**Quoted text**.
►
Critics of the bill announced last Friday, after New Jersey Transit railway crash in Hoboken, have largely been against one of the two proposals all along. The cause of that accident has not yet been determined.

Outliers among the lawmakers praising the compromise included Republican Senators Mike Doherty and Jennifer Beck, who had devised a plan of their own to drive up revenue for the depleted Transportation Trust Fund. 

Gubernatorial politics have also entered into the mix as reactions have rolled in. Senator Ray Lesniak and Assemblyman John Wisniewski, Democrats who sources say are both on the verge of officially announcing their gubernatorial bids for 2017, weighed in against the compromise this week. Wisniewski had introduced a bill to authorize additional borrowing to delay the gas tax hike and fund the TTF, which pays for repairs and maintenance of roads and bridges.

Sweeney himself is expected to announce his own bid. Former ambassador to Germany Phil Murphy, who made huge strides toward clinching the Democratic nomination last week, has so far stayed mum on the new bill but has criticized the estate tax phase-out in the past.

Lesniak invoked Christie’s stated criteria of “tax fairness,” a broad opening gambit that led Sarlo to piece together the estate tax phase-out alongside Republican Steven Oroho.

“If the Governor were serious about his plea for ‘tax fairness, he would not be cutting over a billion dollars in revenue needed to fulfill our commitments to the working men and women of this state to fund their pensions, schools, and public services,” he wrote in a statement.

Wisniewski went further, saying that Democrats should wait until Christie is term limited out in 2018.

““Rather than trade a transportation crisis for a fiscal crisis, the legislature should wait until we have a new Governor who will replenish the TTF without tying it to costly tax cuts for the wealthy,” he wrote.

“Funding the Transportation Trust Fund is critical for the future prosperity of our state, but it is fiscally irresponsible to cut over $12 billion in revenue over the next decade when New Jersey already has trouble paying its bills.”

The state chamber of commerce and its affiliated lobbying group Forward NJ both support the bill, along with the NJBIA. More liberal independent groups, however, were unanimously opposed. Wendell Steinhauer of the NJEA, a group that serves as state Democrats’ war chest in election years, criticized its impact on the state budget.

“The budget crisis that it will create will harm working class families in New Jersey by choking off funding for essential services,” he wrote. “We need funding for infrastructure, but we shouldn’t have to mortgage our children’s future to get it.”

Liberal think tank New Jersey Policy Perspective, Environment New Jersey and the New Jersey Sierra Club also came out against the bill on the eve of the vote. They called for improvements to overall transportation infrastructure, changes that they believe will be unlikely with a reduced state budget.
◄
**Work instructions**.
- a) In the transportation bill article, what does the TTF pay for?
- b) Please write out everything in the transportation bill article from "Sweeney himself is" down to "Republican Steven Oroho.".
- c) Write what comes next in the transportation bill article, starting after its last sentence.

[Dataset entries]
►
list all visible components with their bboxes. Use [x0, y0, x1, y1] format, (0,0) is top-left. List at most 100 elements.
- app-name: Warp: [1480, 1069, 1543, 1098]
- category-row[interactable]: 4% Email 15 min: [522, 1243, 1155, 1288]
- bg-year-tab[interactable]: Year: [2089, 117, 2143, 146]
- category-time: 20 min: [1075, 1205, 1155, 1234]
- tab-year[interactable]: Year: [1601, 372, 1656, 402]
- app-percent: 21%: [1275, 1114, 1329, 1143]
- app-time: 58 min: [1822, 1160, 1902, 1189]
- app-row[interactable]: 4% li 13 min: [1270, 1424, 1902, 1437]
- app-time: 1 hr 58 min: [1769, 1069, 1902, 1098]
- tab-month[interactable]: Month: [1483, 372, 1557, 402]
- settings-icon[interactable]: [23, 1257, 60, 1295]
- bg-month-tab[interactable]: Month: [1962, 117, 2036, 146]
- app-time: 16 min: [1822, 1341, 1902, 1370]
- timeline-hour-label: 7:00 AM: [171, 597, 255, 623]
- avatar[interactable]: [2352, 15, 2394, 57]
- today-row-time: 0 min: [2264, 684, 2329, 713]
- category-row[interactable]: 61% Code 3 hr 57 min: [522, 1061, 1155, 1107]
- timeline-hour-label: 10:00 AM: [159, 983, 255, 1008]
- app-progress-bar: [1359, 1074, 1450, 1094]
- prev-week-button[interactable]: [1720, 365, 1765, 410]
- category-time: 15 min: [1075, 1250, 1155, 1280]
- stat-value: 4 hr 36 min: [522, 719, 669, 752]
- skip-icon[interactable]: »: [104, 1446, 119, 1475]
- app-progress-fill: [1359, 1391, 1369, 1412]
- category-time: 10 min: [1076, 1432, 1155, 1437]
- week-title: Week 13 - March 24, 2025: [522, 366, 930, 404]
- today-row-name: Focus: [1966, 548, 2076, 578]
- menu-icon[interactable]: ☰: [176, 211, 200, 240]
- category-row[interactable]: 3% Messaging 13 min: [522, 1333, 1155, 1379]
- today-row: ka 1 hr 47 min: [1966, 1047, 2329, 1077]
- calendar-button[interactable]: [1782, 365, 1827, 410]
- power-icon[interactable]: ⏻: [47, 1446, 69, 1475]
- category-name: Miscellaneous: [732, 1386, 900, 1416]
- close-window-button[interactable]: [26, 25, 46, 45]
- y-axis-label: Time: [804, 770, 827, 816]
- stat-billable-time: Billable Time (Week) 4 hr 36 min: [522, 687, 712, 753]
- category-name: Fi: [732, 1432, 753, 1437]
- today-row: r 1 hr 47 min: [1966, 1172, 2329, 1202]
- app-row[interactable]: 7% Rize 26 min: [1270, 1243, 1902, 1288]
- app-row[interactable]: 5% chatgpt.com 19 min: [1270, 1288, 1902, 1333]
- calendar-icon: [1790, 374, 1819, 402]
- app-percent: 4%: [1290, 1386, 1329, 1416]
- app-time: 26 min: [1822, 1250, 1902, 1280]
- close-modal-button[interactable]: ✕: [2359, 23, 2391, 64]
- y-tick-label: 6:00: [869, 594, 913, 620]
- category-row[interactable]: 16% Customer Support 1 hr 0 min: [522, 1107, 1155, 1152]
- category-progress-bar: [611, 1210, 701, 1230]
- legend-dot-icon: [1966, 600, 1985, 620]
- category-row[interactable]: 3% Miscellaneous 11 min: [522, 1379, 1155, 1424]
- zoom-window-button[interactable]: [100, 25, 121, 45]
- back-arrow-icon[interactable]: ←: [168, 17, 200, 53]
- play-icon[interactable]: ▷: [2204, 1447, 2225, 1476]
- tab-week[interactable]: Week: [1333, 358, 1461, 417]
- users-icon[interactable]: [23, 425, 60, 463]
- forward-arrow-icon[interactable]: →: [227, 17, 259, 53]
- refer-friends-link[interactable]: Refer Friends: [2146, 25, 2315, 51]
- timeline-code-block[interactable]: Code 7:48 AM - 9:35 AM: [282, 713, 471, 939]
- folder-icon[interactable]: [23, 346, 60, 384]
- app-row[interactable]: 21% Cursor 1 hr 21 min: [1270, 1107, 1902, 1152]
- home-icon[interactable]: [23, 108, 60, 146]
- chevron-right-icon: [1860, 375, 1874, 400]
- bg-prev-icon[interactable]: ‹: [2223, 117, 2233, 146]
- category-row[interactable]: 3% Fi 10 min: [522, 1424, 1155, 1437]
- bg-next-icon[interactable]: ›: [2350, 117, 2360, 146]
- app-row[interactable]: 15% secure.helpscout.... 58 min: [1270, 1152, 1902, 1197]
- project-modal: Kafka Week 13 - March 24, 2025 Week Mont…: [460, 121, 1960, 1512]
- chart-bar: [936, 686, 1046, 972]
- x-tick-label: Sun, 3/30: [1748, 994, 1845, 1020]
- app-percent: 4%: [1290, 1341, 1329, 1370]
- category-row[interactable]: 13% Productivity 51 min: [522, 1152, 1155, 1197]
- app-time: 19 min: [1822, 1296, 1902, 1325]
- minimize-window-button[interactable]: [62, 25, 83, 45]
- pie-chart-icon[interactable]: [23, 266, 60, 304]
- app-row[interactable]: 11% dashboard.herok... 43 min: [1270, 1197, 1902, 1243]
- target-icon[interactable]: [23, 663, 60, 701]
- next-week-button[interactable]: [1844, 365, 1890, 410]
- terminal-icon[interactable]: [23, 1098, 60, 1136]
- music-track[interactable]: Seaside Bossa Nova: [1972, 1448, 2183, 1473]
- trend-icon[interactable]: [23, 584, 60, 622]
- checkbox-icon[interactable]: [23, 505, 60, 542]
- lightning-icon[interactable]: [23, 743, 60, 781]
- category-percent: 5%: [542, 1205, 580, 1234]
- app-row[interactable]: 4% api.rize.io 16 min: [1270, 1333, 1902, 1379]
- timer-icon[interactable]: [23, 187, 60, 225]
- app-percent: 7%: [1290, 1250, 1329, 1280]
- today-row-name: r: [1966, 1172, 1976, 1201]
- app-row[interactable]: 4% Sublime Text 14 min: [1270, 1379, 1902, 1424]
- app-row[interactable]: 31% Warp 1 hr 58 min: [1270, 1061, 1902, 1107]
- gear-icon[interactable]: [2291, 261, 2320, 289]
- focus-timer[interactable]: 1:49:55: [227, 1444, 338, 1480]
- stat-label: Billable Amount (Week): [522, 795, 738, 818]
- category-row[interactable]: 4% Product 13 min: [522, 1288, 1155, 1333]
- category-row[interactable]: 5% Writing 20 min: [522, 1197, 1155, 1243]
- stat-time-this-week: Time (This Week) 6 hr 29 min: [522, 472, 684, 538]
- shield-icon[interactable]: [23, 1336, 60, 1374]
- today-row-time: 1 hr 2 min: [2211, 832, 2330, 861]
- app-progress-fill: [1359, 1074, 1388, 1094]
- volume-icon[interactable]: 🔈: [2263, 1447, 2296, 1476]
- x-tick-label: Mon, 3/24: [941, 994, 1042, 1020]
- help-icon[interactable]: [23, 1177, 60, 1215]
◄
**Results for each task**.
- a) Repairs and maintenance of roads and bridges.

- b)
Sweeney himself is expected to announce his own bid. Former ambassador to Germany Phil Murphy, who made huge strides toward clinching the Democratic nomination last week, has so far stayed mum on the new bill but has criticized the estate tax phase-out in the past.

Lesniak invoked Christie’s stated criteria of “tax fairness,” a broad opening gambit that led Sarlo to piece together the estate tax phase-out alongside Republican Steven Oroho.

- c)
“The health of New Jersey’s critical transportation networks shouldn’t be held hostage to tax cuts that will a) cost the state over $12 billion over the next 10 years and b) mostly benefit the well-off,” wrote Gordon MacInnes, President of New Jersey Policy Perspective. “New Jersey’s political leaders ought to be ashamed of themselves for trying to quickly and quietly push through a proposal that has such enormous negative consequences for families across the state.”

“NJ Transit riders will still face a crisis riding our rails and buses, as blowing a hole in our state budget could lock in a fare hike of historic proportions next year,” wrote Doug O’Malley, director of Environment New Jersey. “The Hoboken train disaster is an unsettling reminder that a lack of investment in the core functions of state government because of budget cuts has real-world impacts.”

Jeff Tittel of the Sierra Club said the compromise will “only make a small dent in our transportation needs.

“For every bridge they fix, another dilapidated project will show up and we won’t be getting anywhere. They are also missing fix-it-first language so the money could go to sprawl projects rather than fixed roads or mass transit.  Meanwhile, the millionaires get their tax cuts forever.”

Monmouth University pollster Patrick Murray said he sees a clear path forward for the bill tomorrow. The Hoboken crash, he said, likely motivated the compromise and the surprise voting session.

“Prieto and Sweeney wouldn’t post the bill unless they knew they already had the votes,” he said. “And certainly they’re going to get a good number of those votes from the Republican side. The legislators who who have spoken out that they will oppose this were already known to the leaders.

“I don’t see any surprise defection,” he continued. “Some kind of disaster was likely to happen that would force their hand.”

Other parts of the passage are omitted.